EXERCISE.
Say how many lines in the data below contain the word "name", and give no other text.
** start PROVIDED DATA **
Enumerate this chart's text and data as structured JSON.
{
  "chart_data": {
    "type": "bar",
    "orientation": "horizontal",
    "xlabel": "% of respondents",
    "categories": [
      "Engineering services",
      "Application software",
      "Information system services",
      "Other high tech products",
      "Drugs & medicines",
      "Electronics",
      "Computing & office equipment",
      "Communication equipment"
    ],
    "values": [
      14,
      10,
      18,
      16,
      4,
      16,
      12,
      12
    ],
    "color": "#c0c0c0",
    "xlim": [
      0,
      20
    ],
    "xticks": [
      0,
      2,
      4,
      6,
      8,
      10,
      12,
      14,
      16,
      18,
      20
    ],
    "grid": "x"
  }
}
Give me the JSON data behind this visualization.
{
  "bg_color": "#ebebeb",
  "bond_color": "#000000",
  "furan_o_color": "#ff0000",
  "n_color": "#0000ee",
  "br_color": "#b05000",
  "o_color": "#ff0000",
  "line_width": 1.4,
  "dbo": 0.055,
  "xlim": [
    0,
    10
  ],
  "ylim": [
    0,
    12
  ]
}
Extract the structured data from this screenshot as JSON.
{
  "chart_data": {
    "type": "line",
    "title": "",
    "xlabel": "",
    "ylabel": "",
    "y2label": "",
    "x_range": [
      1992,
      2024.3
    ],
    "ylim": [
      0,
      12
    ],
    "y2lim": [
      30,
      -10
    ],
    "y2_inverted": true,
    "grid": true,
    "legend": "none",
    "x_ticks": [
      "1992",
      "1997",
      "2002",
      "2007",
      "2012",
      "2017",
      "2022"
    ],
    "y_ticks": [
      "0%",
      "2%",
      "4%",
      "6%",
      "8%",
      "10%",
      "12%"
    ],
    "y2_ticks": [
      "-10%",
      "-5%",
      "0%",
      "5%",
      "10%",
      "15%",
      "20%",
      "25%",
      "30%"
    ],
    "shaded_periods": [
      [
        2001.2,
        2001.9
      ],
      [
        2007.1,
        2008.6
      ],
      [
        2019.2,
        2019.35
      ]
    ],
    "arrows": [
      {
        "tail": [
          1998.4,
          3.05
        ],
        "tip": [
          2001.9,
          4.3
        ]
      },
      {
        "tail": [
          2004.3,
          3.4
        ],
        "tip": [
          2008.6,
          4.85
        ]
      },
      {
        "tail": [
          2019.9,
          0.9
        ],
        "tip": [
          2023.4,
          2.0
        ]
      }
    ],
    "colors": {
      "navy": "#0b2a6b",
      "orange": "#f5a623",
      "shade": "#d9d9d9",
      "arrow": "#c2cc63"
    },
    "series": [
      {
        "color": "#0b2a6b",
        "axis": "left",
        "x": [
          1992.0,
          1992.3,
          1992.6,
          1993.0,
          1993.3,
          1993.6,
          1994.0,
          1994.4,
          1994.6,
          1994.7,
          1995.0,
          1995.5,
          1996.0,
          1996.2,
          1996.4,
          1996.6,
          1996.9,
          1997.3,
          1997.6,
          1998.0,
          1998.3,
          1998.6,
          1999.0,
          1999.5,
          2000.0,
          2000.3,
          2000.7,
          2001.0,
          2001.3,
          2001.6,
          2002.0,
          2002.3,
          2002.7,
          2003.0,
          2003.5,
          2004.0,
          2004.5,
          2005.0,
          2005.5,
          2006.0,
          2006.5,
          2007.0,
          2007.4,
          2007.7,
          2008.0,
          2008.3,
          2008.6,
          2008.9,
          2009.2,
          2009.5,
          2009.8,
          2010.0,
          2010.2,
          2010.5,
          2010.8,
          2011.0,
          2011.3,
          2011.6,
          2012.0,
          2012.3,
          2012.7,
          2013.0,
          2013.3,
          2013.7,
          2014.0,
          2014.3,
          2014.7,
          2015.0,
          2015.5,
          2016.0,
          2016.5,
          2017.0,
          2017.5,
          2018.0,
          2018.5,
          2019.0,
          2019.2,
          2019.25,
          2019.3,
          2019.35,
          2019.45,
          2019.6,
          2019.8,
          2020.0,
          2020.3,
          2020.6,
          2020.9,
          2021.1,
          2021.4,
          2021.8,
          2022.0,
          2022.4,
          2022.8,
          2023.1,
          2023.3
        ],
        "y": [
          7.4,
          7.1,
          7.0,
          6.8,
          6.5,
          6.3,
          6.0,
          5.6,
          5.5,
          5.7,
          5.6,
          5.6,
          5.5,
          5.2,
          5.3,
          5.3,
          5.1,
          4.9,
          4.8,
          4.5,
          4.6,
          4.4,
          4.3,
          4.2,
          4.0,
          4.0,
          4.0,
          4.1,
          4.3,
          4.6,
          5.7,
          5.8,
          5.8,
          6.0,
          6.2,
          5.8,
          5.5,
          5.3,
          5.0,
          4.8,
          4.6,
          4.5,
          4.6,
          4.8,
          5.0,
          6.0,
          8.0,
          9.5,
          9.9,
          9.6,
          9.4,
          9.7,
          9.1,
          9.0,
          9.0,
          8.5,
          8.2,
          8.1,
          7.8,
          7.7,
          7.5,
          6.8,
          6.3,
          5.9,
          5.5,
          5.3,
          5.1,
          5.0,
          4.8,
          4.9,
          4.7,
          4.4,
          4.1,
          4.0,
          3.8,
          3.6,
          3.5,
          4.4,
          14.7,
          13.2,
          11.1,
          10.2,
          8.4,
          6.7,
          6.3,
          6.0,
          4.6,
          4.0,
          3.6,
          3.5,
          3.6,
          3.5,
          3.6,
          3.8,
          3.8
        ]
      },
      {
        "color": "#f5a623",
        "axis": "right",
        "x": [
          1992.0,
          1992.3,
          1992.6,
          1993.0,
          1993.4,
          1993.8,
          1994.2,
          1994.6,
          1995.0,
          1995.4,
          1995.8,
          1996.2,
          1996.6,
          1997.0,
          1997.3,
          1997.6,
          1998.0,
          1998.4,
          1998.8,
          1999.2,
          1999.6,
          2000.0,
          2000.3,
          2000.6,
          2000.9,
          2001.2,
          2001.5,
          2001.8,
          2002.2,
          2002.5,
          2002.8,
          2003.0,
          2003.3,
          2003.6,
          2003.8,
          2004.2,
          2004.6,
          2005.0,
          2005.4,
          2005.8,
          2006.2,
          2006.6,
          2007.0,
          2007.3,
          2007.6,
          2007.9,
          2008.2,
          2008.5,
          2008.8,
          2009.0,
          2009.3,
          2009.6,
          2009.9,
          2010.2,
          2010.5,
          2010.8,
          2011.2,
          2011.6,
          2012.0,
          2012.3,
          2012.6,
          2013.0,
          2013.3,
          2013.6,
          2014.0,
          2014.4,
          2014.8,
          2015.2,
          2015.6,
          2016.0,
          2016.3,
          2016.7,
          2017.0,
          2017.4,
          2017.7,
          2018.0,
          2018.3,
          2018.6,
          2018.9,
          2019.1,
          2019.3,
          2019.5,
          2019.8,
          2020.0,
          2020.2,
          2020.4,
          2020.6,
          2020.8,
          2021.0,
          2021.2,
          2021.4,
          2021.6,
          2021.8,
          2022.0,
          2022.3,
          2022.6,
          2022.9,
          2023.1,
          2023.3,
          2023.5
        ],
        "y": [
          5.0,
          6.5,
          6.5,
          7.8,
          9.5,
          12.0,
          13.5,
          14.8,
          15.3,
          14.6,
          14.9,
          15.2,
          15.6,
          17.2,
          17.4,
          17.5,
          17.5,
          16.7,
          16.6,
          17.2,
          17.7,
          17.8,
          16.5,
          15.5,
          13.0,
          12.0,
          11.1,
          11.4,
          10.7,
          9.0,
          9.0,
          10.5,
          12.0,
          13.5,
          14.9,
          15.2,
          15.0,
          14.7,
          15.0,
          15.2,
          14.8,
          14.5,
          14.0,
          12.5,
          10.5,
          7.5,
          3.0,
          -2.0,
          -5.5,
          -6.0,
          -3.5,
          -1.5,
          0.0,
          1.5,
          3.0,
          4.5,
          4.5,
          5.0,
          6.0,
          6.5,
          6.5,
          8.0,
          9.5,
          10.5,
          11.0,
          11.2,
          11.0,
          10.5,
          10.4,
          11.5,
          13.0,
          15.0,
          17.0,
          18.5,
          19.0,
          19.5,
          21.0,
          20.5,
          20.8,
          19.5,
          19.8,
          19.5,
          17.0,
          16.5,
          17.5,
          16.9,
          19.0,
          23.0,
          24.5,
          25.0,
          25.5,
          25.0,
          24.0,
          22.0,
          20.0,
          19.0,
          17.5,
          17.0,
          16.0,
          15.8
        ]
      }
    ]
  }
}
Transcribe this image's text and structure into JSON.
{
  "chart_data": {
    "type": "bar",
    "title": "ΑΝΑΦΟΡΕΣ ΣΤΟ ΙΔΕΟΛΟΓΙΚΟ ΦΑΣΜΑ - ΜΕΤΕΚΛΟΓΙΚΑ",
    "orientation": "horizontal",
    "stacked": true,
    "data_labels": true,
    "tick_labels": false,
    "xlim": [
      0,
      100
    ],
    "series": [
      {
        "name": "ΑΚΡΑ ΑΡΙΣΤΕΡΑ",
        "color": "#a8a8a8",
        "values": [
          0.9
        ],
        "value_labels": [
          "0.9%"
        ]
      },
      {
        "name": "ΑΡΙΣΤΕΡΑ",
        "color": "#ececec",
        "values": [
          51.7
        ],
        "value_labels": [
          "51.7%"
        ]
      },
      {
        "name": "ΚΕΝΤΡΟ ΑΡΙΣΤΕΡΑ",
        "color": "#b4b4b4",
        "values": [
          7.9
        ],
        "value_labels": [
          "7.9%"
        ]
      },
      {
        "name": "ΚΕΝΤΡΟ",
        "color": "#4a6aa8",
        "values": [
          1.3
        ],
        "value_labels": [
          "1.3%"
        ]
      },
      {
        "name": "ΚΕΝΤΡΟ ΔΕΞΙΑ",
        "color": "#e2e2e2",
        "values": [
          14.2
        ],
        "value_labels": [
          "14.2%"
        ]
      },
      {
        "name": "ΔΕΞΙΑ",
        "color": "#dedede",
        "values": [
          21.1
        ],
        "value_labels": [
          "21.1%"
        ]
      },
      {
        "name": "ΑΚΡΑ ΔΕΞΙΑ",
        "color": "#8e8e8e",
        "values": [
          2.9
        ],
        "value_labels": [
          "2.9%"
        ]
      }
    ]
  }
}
** end PROVIDED DATA **
FULL OUTPUT.
7